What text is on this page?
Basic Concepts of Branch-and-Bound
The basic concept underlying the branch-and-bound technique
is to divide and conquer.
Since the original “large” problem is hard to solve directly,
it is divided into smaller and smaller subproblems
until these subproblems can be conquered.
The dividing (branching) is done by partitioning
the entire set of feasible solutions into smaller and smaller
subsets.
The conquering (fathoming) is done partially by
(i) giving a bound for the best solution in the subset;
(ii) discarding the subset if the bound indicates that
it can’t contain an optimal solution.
········
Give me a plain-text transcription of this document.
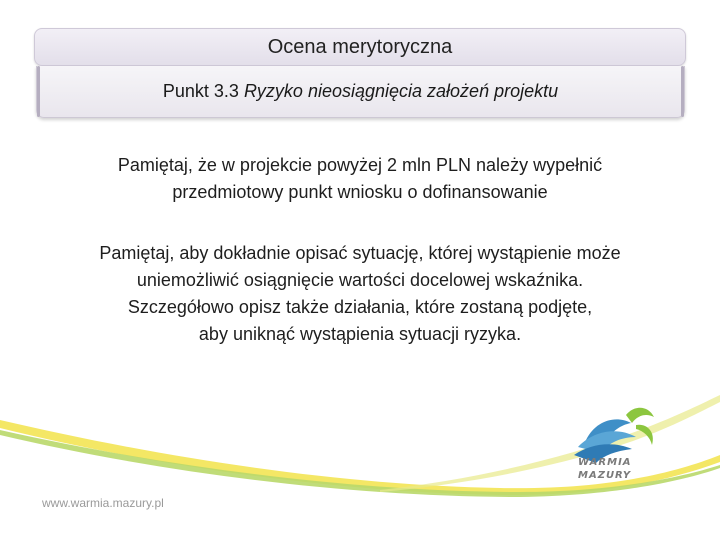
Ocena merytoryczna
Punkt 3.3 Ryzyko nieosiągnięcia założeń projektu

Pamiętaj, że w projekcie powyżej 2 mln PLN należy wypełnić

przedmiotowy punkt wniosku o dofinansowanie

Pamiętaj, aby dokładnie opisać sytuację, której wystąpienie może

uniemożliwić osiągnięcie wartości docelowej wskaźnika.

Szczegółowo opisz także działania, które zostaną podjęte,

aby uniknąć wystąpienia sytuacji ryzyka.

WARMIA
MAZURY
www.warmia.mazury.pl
········
Pull every line containing "done" out of the records.

● **EXERCISE ANSWER**:
The dividing (branching) is done by partitioning
The conquering (fathoming) is done partially by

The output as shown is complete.